» PASSAGE TO READ
········

In [1]:
from rl_optimal_search.environment import *
from tqdm.notebook import tqdm
import numpy as np
from scipy.special import zeta
import pathlib


In [12]:
import matplotlib.pyplot as plt


In [3]:
def powerlaw(beta, l):
    """ Normalized discrete powerlaw """
    return (1/zeta(beta+1, q=1)) * l ** (-1-beta)

def double_exp(parameters, l):
    """ Normalized discrete double exponential """
    
    d_int, d_ext, p = parameters
    gamma_int = 1/d_int
    gamma_ext = 1/d_ext
    
    return p * (1-np.exp(-gamma_int)) * np.exp(-gamma_int * (l-1)) + (1-p) * (1-np.exp(-gamma_ext)) * np.exp(-gamma_ext * (l-1))

In [2]:
from rl_optimal_search.theoretical_policy import get_ps

In [4]:
def policy_from_distr(parameters, max_length, model):
    """
    Gets policy from a given probability distribution.

    Parameters
    ----------
    parameters : (list for double_exp, float for powerlaw) parameters of the distribution
    max_length : (int) maximum length value for which the policy is computed
    model : (str) Theoretical model. Options: 'double_exp', 'powerlaw'

    Returns
    -------
    policy : (list) policy starting from the counter at l=1.
        
    """
    policy = [1]
    for length in range(1, max_length+1):
        if model == 'powerlaw':
            policy.append(1 - powerlaw(parameters, length) / np.prod(policy))
        elif model == 'double_exp':
            policy.append(1 - double_exp(parameters, length) / np.prod(policy))

········

» PROVIDED RECORDS
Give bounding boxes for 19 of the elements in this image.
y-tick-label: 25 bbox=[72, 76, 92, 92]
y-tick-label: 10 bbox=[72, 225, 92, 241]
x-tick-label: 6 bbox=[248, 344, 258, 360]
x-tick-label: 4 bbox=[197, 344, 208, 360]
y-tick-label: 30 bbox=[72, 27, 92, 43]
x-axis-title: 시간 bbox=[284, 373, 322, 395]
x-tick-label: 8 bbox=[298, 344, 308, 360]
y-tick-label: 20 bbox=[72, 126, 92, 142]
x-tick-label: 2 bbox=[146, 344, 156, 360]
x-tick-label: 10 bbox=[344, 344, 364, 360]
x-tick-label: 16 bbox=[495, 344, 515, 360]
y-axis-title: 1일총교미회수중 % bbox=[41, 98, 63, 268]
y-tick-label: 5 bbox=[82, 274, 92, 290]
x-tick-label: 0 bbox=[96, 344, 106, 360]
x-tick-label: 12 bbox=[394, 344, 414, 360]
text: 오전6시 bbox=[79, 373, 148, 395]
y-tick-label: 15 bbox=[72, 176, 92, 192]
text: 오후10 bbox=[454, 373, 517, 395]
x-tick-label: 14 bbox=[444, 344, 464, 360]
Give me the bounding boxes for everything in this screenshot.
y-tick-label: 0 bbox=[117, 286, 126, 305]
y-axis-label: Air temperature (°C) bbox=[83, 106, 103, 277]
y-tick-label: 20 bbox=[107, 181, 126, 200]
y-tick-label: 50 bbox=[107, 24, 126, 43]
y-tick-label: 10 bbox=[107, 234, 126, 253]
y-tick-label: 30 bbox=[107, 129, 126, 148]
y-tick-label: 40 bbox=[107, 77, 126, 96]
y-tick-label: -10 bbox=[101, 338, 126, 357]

········

» DIRECTIONS
- 1) Do these statements agree with the notebook code? Answer yes or no for each, and quote the deciding words.
(a) The powerlaw function relies on zeta from scipy.special.
(b) The double_exp function unpacks its parameters into three values.
(c) In policy_from_distr, the policy list begins with the value 0.
- 2) Please answer these questions from the notebook code:
(a) Which module is tqdm imported from?
(b) Which two options does policy_from_distr list for its model argument?
(c) Which function is imported from rl_optimal_search.theoretical_policy?
- 3) Carry on the notebook code from its last line.

» OUTPUTS
- 1)
(a) Yes: "from scipy.special import zeta"
(b) Yes: "d_int, d_ext, p = parameters"
(c) No: "policy = [1]"

- 2)
(a) tqdm.notebook
(b) 'double_exp' and 'powerlaw'
(c) get_ps

- 3)
        
    policy = policy[1:]
    
    return policy

In [4]:
def walk_from_policy(config):
    '''
    Walk of foragers given a probability distribution of step lengths. Performance is evaluated as the number of targets found in a fixed time.
    
    Input
    -------
    config: (dict) config dict with parameters
    
    Description of parameters in config
    ------------------------------------
    time_ep: (int) Number of steps (decisions)
    n: (int) number of agents
    kick: (float) agent is displaced a distance of kick from the target when it finds it
    model: (str) type of model. Options: 'powerlaw', 'double_exp'
    Nt: (int) number of targets
    L: (int) world size
    at:  (int/float) radius of the targets
    destructive:  (bool) True if targets are destructive
                     
    '''
    
    #get parameters of the distributions depending on the chosen model
    if config['model'] == 'powerlaw':
        parameters = config['beta']
    elif config['model'] == 'double_exp':
        parameters = [config['d_int'], config['d_ext'], config['p']]
        
    #get policy: probability of staying in same direction at each time. 
    policy = policy_from_distr(parameters, max_length=config['time_ep'], model=config['model'])
    
    reward = [0] * config['n']
    
    for ag in tqdm(range(config['n'])):
        #initialize agents clock, position and direction, as well as targets in the env.
        pos = np.zeros((config['time_ep'], 2))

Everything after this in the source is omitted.